### Task
Your answer must be every line of the data that holds the string "name".

****************

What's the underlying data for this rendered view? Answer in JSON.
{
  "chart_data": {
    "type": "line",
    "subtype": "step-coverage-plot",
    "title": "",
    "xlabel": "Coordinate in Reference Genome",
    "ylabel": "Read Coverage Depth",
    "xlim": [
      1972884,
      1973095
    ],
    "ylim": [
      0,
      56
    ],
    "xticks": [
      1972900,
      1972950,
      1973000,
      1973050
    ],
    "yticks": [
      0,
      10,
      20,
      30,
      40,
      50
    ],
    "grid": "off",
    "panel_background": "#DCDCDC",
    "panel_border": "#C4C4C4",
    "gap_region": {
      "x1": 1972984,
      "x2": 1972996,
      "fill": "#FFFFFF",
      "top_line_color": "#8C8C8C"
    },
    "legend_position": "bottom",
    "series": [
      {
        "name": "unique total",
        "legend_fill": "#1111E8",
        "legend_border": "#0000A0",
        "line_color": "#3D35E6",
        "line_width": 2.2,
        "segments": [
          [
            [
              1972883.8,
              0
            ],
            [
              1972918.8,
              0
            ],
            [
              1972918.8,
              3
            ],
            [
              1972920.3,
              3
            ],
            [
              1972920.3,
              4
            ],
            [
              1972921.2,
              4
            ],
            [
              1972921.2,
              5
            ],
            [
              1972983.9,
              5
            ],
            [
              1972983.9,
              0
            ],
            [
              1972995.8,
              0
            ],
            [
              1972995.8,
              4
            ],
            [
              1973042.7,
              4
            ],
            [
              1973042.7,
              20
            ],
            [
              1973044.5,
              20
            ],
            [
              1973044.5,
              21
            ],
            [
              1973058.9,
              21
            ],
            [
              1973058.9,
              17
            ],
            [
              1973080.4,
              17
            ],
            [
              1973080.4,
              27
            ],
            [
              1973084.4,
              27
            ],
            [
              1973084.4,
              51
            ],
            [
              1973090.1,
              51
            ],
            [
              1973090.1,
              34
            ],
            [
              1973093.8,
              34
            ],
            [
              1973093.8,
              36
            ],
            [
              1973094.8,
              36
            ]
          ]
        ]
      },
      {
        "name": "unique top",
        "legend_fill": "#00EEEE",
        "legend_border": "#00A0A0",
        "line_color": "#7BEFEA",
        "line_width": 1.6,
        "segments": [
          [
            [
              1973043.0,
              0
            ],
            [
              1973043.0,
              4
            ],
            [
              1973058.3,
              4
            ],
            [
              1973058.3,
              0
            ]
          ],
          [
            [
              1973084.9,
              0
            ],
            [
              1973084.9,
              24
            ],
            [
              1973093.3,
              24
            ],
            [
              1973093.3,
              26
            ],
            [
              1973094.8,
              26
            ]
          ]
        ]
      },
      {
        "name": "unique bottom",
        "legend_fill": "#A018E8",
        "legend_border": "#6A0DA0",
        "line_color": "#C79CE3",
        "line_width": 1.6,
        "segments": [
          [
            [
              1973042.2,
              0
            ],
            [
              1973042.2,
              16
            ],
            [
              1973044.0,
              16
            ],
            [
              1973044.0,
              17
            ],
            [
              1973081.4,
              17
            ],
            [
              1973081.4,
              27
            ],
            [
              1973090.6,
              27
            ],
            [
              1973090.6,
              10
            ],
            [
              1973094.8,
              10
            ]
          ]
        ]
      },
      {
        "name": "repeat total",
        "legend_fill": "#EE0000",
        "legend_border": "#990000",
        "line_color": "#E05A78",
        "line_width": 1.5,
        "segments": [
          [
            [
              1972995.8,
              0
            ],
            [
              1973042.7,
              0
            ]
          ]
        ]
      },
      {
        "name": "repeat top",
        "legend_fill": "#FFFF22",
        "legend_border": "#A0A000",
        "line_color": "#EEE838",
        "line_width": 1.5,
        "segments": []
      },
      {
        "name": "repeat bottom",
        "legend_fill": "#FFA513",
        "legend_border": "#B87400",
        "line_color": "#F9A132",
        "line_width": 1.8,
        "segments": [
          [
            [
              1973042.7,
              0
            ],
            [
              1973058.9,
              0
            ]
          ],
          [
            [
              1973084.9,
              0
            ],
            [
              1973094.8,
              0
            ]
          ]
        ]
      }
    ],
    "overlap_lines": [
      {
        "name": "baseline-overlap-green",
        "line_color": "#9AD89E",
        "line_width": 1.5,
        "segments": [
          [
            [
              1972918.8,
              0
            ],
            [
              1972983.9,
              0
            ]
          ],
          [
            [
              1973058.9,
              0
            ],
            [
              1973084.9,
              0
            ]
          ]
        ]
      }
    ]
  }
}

****************

### Exercise output
        "name": "unique total",
        "name": "unique top",
        "name": "unique bottom",
        "name": "repeat total",
        "name": "repeat top",
        "name": "repeat bottom",
        "name": "baseline-overlap-green",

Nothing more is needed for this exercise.